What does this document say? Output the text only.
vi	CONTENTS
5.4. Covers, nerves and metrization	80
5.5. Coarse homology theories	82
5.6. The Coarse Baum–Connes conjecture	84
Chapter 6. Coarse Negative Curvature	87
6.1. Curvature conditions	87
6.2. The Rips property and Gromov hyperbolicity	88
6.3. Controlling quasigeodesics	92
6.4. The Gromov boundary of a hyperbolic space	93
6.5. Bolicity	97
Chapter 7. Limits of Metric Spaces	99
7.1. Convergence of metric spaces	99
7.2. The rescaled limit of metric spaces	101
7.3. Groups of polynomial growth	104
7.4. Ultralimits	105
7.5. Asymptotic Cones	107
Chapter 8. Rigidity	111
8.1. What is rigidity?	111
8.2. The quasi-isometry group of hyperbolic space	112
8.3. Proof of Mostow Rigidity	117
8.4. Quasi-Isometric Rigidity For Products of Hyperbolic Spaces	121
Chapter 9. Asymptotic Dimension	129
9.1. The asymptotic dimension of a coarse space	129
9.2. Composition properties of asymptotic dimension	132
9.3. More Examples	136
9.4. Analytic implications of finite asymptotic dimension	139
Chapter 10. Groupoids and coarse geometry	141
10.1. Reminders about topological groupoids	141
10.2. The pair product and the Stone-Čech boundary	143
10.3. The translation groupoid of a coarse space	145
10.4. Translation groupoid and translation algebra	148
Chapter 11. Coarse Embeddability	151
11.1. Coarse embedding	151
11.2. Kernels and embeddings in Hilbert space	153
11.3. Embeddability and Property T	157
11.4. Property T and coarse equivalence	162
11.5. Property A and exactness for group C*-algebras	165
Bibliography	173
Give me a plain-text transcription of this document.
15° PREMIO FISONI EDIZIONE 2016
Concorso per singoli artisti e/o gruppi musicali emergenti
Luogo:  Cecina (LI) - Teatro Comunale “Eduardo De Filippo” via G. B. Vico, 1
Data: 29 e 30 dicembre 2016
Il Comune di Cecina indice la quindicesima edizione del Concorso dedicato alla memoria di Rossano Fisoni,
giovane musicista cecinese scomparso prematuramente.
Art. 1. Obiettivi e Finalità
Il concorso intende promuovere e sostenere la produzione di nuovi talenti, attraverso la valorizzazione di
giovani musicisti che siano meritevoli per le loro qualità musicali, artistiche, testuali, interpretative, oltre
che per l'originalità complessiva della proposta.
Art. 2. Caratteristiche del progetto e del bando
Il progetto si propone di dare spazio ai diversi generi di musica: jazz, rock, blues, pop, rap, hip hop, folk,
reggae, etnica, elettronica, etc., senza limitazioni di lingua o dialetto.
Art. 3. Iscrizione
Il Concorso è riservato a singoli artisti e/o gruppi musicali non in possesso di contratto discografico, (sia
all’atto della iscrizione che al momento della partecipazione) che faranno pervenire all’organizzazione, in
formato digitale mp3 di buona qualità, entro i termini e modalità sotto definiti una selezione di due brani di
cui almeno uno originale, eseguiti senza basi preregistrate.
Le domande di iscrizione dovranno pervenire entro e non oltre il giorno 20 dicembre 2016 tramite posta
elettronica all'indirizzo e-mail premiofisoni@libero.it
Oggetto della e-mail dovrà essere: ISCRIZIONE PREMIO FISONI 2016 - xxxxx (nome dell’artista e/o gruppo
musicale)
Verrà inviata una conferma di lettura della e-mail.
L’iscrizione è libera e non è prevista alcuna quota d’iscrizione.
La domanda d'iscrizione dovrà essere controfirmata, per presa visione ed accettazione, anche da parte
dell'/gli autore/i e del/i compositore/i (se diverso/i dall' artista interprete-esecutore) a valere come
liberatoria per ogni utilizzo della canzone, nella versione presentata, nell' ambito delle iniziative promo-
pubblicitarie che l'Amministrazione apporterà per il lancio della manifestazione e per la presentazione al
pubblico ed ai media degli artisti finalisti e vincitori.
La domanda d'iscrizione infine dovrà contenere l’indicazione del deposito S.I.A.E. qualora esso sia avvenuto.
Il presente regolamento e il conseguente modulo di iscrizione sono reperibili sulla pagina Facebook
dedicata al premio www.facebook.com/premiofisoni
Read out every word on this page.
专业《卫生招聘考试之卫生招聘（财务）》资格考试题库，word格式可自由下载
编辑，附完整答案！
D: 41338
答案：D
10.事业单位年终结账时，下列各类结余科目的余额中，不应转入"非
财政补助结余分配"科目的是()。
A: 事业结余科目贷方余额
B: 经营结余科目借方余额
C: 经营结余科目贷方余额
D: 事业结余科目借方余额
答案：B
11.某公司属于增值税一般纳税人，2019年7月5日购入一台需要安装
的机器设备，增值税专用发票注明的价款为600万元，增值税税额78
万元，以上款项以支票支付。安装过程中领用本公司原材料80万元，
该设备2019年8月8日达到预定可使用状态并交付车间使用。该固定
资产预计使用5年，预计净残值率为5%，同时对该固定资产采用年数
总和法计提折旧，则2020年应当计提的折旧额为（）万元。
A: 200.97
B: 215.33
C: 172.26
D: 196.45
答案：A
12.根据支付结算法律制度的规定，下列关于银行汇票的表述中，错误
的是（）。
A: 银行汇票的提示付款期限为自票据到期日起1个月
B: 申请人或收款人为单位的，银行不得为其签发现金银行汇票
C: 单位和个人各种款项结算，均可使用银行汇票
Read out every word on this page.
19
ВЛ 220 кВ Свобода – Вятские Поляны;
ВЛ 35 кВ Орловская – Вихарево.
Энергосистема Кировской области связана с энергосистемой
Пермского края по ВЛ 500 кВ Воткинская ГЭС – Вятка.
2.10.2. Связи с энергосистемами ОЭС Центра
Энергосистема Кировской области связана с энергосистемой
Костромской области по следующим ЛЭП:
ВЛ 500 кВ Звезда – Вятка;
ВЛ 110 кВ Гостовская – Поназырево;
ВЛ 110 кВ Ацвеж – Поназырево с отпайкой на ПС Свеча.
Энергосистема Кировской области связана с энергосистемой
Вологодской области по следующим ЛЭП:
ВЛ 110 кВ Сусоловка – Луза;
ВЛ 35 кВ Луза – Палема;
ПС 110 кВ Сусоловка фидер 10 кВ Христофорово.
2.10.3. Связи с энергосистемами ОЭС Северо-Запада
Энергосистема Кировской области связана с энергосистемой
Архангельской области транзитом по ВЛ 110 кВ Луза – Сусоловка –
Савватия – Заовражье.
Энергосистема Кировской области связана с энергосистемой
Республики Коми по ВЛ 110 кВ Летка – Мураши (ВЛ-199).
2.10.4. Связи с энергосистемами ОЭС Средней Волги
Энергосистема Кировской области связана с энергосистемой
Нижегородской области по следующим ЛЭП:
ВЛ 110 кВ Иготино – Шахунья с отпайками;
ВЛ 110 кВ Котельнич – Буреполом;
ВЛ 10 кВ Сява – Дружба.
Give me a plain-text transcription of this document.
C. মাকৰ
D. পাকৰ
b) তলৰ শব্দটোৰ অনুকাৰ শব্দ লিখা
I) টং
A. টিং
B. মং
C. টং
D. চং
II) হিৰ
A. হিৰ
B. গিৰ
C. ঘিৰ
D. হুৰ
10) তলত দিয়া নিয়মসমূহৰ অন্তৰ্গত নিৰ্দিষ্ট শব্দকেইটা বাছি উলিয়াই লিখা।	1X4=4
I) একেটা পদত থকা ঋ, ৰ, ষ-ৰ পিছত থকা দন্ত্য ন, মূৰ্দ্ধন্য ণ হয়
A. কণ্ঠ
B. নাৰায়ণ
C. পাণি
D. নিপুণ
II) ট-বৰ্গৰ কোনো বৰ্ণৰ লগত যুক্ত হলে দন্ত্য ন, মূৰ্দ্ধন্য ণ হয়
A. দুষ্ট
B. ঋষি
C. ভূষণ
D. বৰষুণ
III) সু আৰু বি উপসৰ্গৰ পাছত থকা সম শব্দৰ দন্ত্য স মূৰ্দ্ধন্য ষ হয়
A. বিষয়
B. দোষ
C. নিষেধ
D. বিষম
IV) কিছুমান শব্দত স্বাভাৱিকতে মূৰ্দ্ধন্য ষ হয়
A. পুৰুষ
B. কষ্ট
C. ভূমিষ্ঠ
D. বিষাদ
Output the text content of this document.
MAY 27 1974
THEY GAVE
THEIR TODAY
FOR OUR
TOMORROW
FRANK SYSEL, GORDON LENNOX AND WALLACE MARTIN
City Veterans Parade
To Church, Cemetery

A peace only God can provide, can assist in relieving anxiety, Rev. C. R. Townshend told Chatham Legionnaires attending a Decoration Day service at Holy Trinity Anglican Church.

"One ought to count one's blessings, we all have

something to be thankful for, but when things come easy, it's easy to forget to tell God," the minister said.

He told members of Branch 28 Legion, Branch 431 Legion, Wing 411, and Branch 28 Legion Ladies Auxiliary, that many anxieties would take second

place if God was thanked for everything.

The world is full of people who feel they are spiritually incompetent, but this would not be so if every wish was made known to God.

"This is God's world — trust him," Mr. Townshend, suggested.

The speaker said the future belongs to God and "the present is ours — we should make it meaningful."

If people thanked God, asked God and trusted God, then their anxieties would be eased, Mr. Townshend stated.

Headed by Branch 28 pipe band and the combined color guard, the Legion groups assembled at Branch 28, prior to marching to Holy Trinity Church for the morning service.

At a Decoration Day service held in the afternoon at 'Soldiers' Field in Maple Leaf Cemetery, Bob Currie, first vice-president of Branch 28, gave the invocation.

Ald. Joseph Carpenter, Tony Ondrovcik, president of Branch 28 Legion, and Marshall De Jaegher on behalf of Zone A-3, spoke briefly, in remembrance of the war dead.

☆ ☆ ☆ ☆

§ **AIM**
Pick out every line of the listing containing the word "translation", and show those lines.

§ **ANSWER FOR THIS EXERCISE**
10.3. The translation groupoid of a coarse space	145
10.4. Translation groupoid and translation algebra	148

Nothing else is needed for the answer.